Data shown:
[start]

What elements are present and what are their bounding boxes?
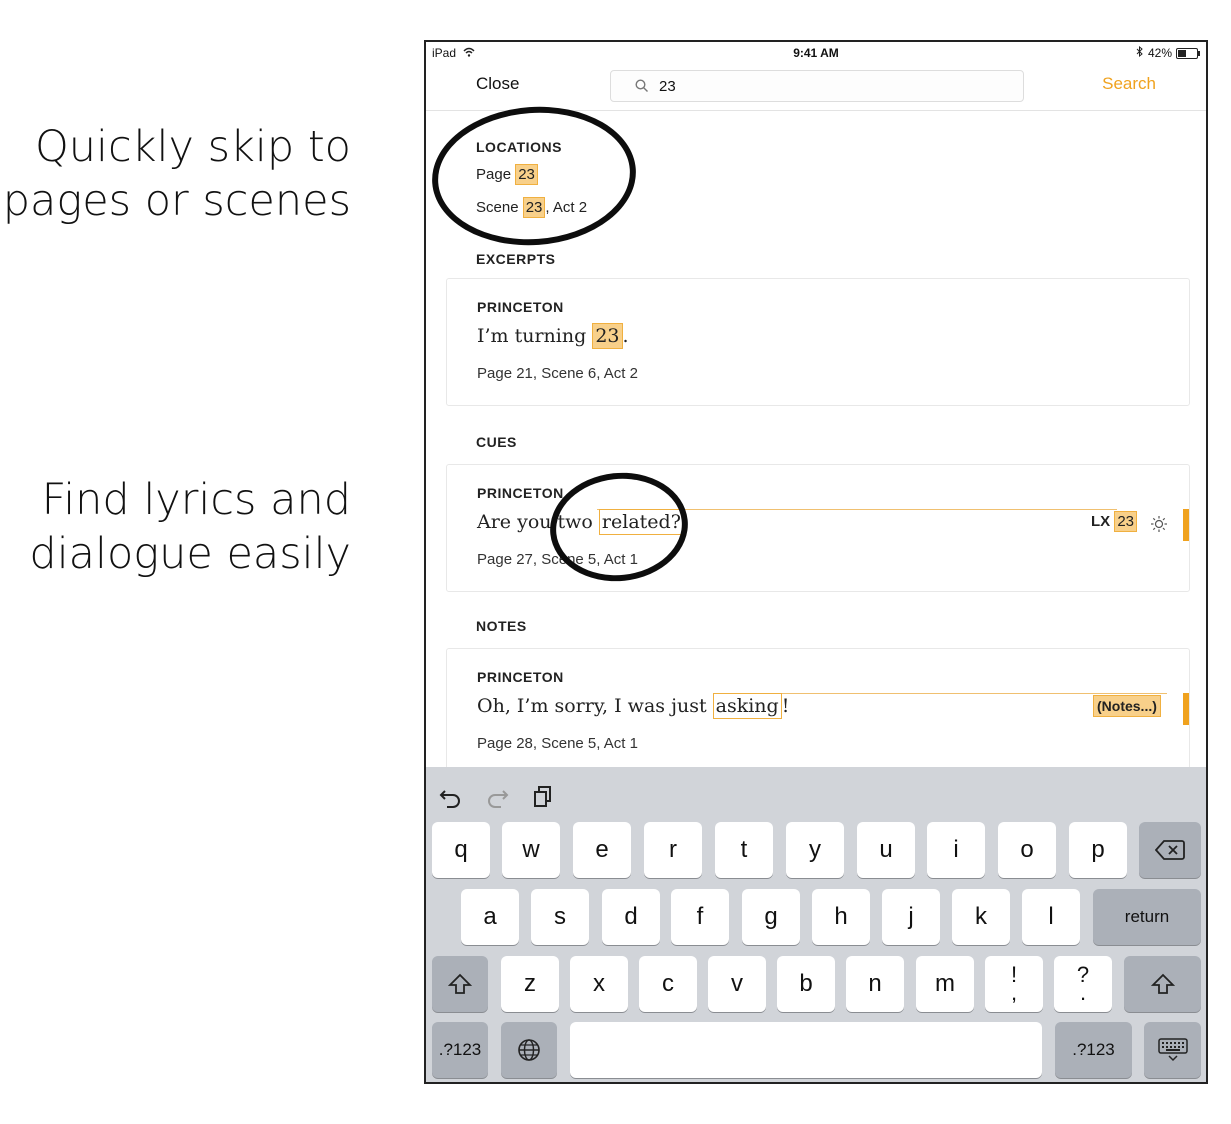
key-e[interactable]: e: [573, 822, 631, 878]
battery-icon: [1176, 47, 1200, 59]
keyboard-dismiss-icon: [1157, 1038, 1188, 1062]
status-bar: iPad 9:41 AM 42%: [426, 42, 1206, 64]
key-stack: ?.: [1077, 964, 1089, 1005]
key-u[interactable]: u: [857, 822, 915, 878]
annotation-circle-locations: [427, 100, 641, 252]
key-c[interactable]: c: [639, 956, 697, 1012]
shift-key-left[interactable]: [432, 956, 488, 1012]
shift-icon: [1150, 973, 1175, 994]
key-h[interactable]: h: [812, 889, 870, 945]
key-q[interactable]: q: [432, 822, 490, 878]
key-i[interactable]: i: [927, 822, 985, 878]
character-name: PRINCETON: [477, 485, 564, 501]
key-w[interactable]: w: [502, 822, 560, 878]
redo-icon[interactable]: [484, 783, 510, 809]
cue-tag: LX 23: [1091, 511, 1138, 532]
key-v[interactable]: v: [708, 956, 766, 1012]
close-button[interactable]: Close: [476, 74, 519, 94]
key-n[interactable]: n: [846, 956, 904, 1012]
numbers-key-left[interactable]: .?123: [432, 1022, 488, 1078]
cue-tag-prefix: LX: [1091, 513, 1111, 530]
excerpts-heading: EXCERPTS: [476, 251, 556, 267]
key-m[interactable]: m: [916, 956, 974, 1012]
key-a[interactable]: a: [461, 889, 519, 945]
line-text: .: [622, 325, 629, 347]
key-d[interactable]: d: [602, 889, 660, 945]
key-g[interactable]: g: [742, 889, 800, 945]
delete-key[interactable]: [1139, 822, 1201, 878]
excerpt-card[interactable]: PRINCETON I’m turning 23. Page 21, Scene…: [446, 278, 1190, 406]
search-icon: [635, 79, 648, 92]
globe-icon: [518, 1039, 540, 1061]
cue-edge-marker: [1183, 509, 1189, 541]
search-field[interactable]: [610, 70, 1024, 102]
caption-find-lyrics: Find lyrics and dialogue easily: [29, 473, 351, 581]
key-l[interactable]: l: [1022, 889, 1080, 945]
search-nav-bar: Close Search: [426, 64, 1206, 111]
note-line-rule: [737, 693, 1167, 694]
key-question-period[interactable]: ?.: [1054, 956, 1112, 1012]
lighting-icon: [1151, 516, 1167, 532]
match-highlight: asking: [712, 693, 782, 719]
key-s[interactable]: s: [531, 889, 589, 945]
globe-key[interactable]: [501, 1022, 557, 1078]
key-t[interactable]: t: [715, 822, 773, 878]
match-highlight: 23: [592, 323, 623, 349]
key-bottom-char: ,: [1010, 980, 1018, 1005]
key-x[interactable]: x: [570, 956, 628, 1012]
shift-key-right[interactable]: [1124, 956, 1201, 1012]
cues-heading: CUES: [476, 434, 517, 450]
notes-heading: NOTES: [476, 618, 527, 634]
key-exclamation-comma[interactable]: !,: [985, 956, 1043, 1012]
onscreen-keyboard: q w e r t y u i o p a s d f g h j k l re…: [426, 767, 1206, 1082]
caption-line: Quickly skip to: [34, 122, 351, 172]
key-z[interactable]: z: [501, 956, 559, 1012]
caption-line: dialogue easily: [29, 529, 351, 579]
numbers-key-right[interactable]: .?123: [1055, 1022, 1132, 1078]
key-o[interactable]: o: [998, 822, 1056, 878]
ipad-screen: iPad 9:41 AM 42% Close Search LOCATIONS …: [424, 40, 1208, 1084]
search-results: LOCATIONS Page 23 Scene 23, Act 2 EXCERP…: [426, 100, 1206, 790]
excerpt-line: I’m turning 23.: [477, 323, 629, 349]
key-p[interactable]: p: [1069, 822, 1127, 878]
key-k[interactable]: k: [952, 889, 1010, 945]
paste-icon[interactable]: [530, 783, 556, 809]
excerpt-location: Page 21, Scene 6, Act 2: [477, 365, 638, 382]
key-f[interactable]: f: [671, 889, 729, 945]
caption-skip-pages: Quickly skip to pages or scenes: [3, 120, 351, 228]
line-text: Oh, I’m sorry, I was just: [477, 695, 713, 717]
key-r[interactable]: r: [644, 822, 702, 878]
line-text: !: [781, 695, 790, 717]
caption-line: pages or scenes: [2, 176, 351, 226]
caption-line: Find lyrics and: [41, 475, 351, 525]
note-location: Page 28, Scene 5, Act 1: [477, 735, 638, 752]
key-bottom-char: .: [1079, 980, 1087, 1005]
character-name: PRINCETON: [477, 669, 564, 685]
line-text: I’m turning: [477, 325, 593, 347]
space-bar[interactable]: [570, 1022, 1042, 1078]
battery-fill: [1178, 49, 1187, 57]
note-line: Oh, I’m sorry, I was just asking!: [477, 693, 790, 719]
search-input[interactable]: [657, 76, 961, 96]
key-b[interactable]: b: [777, 956, 835, 1012]
match-highlight: 23: [1114, 511, 1138, 532]
notes-button[interactable]: (Notes...): [1093, 695, 1161, 717]
hide-keyboard-key[interactable]: [1144, 1022, 1201, 1078]
status-right: 42%: [1136, 45, 1200, 60]
note-edge-marker: [1183, 693, 1189, 725]
backspace-icon: [1155, 840, 1185, 860]
battery-percent: 42%: [1147, 46, 1172, 60]
bluetooth-icon: [1136, 45, 1144, 60]
key-y[interactable]: y: [786, 822, 844, 878]
key-j[interactable]: j: [882, 889, 940, 945]
key-stack: !,: [1010, 964, 1018, 1005]
undo-icon[interactable]: [438, 783, 464, 809]
status-time: 9:41 AM: [793, 46, 839, 60]
keyboard-shortcut-bar: [426, 767, 1206, 817]
return-key[interactable]: return: [1093, 889, 1201, 945]
shift-icon: [448, 973, 472, 994]
character-name: PRINCETON: [477, 299, 564, 315]
search-button[interactable]: Search: [1102, 74, 1156, 94]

[end]

Request:
Rewrite the lines of the entries above as a Markdown table with the columns No. and Line, numbering each line in order and skipping blank lines. Leave the pictures out.

Correct result:
| No. | Line |
|---|---|
| 1 | What elements are present and what are their bounding boxes? |
| 2 | key-e[interactable]: e: [573, 822, 631, 878] |
| 3 | battery-icon: [1176, 47, 1200, 59] |
| 4 | keyboard-dismiss-icon: [1157, 1038, 1188, 1062] |
| 5 | status-bar: iPad 9:41 AM 42%: [426, 42, 1206, 64] |
| 6 | key-stack: ?.: [1077, 964, 1089, 1005] |
| 7 | key-u[interactable]: u: [857, 822, 915, 878] |
| 8 | annotation-circle-locations: [427, 100, 641, 252] |
| 9 | key-c[interactable]: c: [639, 956, 697, 1012] |
| 10 | shift-key-left[interactable]: [432, 956, 488, 1012] |
| 11 | shift-icon: [1150, 973, 1175, 994] |
| 12 | key-h[interactable]: h: [812, 889, 870, 945] |
| 13 | key-q[interactable]: q: [432, 822, 490, 878] |
| 14 | key-i[interactable]: i: [927, 822, 985, 878] |
| 15 | character-name: PRINCETON: [477, 485, 564, 501] |
| 16 | key-w[interactable]: w: [502, 822, 560, 878] |
| 17 | redo-icon[interactable]: [484, 783, 510, 809] |
| 18 | cue-tag: LX 23: [1091, 511, 1138, 532] |
| 19 | key-v[interactable]: v: [708, 956, 766, 1012] |
| 20 | close-button[interactable]: Close: [476, 74, 519, 94] |
| 21 | key-n[interactable]: n: [846, 956, 904, 1012] |
| 22 | numbers-key-left[interactable]: .?123: [432, 1022, 488, 1078] |
| 23 | cue-tag-prefix: LX: [1091, 513, 1111, 530] |
| 24 | excerpts-heading: EXCERPTS: [476, 251, 556, 267] |
| 25 | key-m[interactable]: m: [916, 956, 974, 1012] |
| 26 | key-a[interactable]: a: [461, 889, 519, 945] |
| 27 | line-text: .: [622, 325, 629, 347] |
| 28 | key-d[interactable]: d: [602, 889, 660, 945] |
| 29 | key-g[interactable]: g: [742, 889, 800, 945] |
| 30 | delete-key[interactable]: [1139, 822, 1201, 878] |
| 31 | excerpt-card[interactable]: PRINCETON I’m turning 23. Page 21, Scene…: [446, 278, 1190, 406] |
| 32 | search-icon: [635, 79, 648, 92] |
| 33 | globe-icon: [518, 1039, 540, 1061] |
| 34 | cue-edge-marker: [1183, 509, 1189, 541] |
| 35 | search-field[interactable]: [610, 70, 1024, 102] |
| 36 | caption-find-lyrics: Find lyrics and dialogue easily: [29, 473, 351, 581] |
| 37 | key-l[interactable]: l: [1022, 889, 1080, 945] |
| 38 | search-nav-bar: Close Search: [426, 64, 1206, 111] |
| 39 | note-line-rule: [737, 693, 1167, 694] |
| 40 | key-question-period[interactable]: ?.: [1054, 956, 1112, 1012] |
| 41 | lighting-icon: [1151, 516, 1167, 532] |
| 42 | match-highlight: asking: [712, 693, 782, 719] |
| 43 | key-s[interactable]: s: [531, 889, 589, 945] |
| 44 | globe-key[interactable]: [501, 1022, 557, 1078] |
| 45 | key-t[interactable]: t: [715, 822, 773, 878] |
| 46 | match-highlight: 23: [592, 323, 623, 349] |
| 47 | key-bottom-char: ,: [1010, 980, 1018, 1005] |
| 48 | key-x[interactable]: x: [570, 956, 628, 1012] |
| 49 | shift-key-right[interactable]: [1124, 956, 1201, 1012] |
| 50 | cues-heading: CUES: [476, 434, 517, 450] |
| 51 | notes-heading: NOTES: [476, 618, 527, 634] |
| 52 | key-exclamation-comma[interactable]: !,: [985, 956, 1043, 1012] |
| 53 | onscreen-keyboard: q w e r t y u i o p a s d f g h j k l re…: [426, 767, 1206, 1082] |
| 54 | caption-line: Quickly skip to: [34, 122, 351, 172] |
| 55 | key-z[interactable]: z: [501, 956, 559, 1012] |
| 56 | caption-line: dialogue easily: [29, 529, 351, 579] |
| 57 | numbers-key-right[interactable]: .?123: [1055, 1022, 1132, 1078] |
| 58 | key-o[interactable]: o: [998, 822, 1056, 878] |
| 59 | ipad-screen: iPad 9:41 AM 42% Close Search LOCATIONS …: [424, 40, 1208, 1084] |
| 60 | search-results: LOCATIONS Page 23 Scene 23, Act 2 EXCERP…: [426, 100, 1206, 790] |
| 61 | excerpt-line: I’m turning 23.: [477, 323, 629, 349] |
| 62 | key-p[interactable]: p: [1069, 822, 1127, 878] |
| 63 | key-k[interactable]: k: [952, 889, 1010, 945] |
| 64 | paste-icon[interactable]: [530, 783, 556, 809] |
| 65 | excerpt-location: Page 21, Scene 6, Act 2: [477, 365, 638, 382] |
| 66 | key-f[interactable]: f: [671, 889, 729, 945] |
| 67 | caption-skip-pages: Quickly skip to pages or scenes: [3, 120, 351, 228] |
| 68 | line-text: Oh, I’m sorry, I was just: [477, 695, 713, 717] |
| 69 | key-r[interactable]: r: [644, 822, 702, 878] |
| 70 | line-text: !: [781, 695, 790, 717] |
| 71 | caption-line: pages or scenes: [2, 176, 351, 226] |
| 72 | caption-line: Find lyrics and: [41, 475, 351, 525] |
| 73 | note-location: Page 28, Scene 5, Act 1: [477, 735, 638, 752] |
| 74 | key-bottom-char: .: [1079, 980, 1087, 1005] |
| 75 | character-name: PRINCETON: [477, 669, 564, 685] |
| 76 | line-text: I’m turning: [477, 325, 593, 347] |
| 77 | space-bar[interactable]: [570, 1022, 1042, 1078] |
| 78 | battery-fill: [1178, 49, 1187, 57] |
| 79 | note-line: Oh, I’m sorry, I was just asking!: [477, 693, 790, 719] |
| 80 | search-input[interactable]: [657, 76, 961, 96] |
| 81 | key-b[interactable]: b: [777, 956, 835, 1012] |
| 82 | match-highlight: 23: [1114, 511, 1138, 532] |
| 83 | notes-button[interactable]: (Notes...): [1093, 695, 1161, 717] |
| 84 | hide-keyboard-key[interactable]: [1144, 1022, 1201, 1078] |
| 85 | status-right: 42%: [1136, 45, 1200, 60] |
| 86 | note-edge-marker: [1183, 693, 1189, 725] |
| 87 | backspace-icon: [1155, 840, 1185, 860] |
| 88 | battery-percent: 42%: [1147, 46, 1172, 60] |
| 89 | bluetooth-icon: [1136, 45, 1144, 60] |
| 90 | key-y[interactable]: y: [786, 822, 844, 878] |
| 91 | key-j[interactable]: j: [882, 889, 940, 945] |
| 92 | key-stack: !,: [1010, 964, 1018, 1005] |
| 93 | undo-icon[interactable]: [438, 783, 464, 809] |
| 94 | status-time: 9:41 AM: [793, 46, 839, 60] |
| 95 | keyboard-shortcut-bar: [426, 767, 1206, 817] |
| 96 | return-key[interactable]: return: [1093, 889, 1201, 945] |
| 97 | shift-icon: [448, 973, 472, 994] |
| 98 | character-name: PRINCETON: [477, 299, 564, 315] |
| 99 | search-button[interactable]: Search: [1102, 74, 1156, 94] |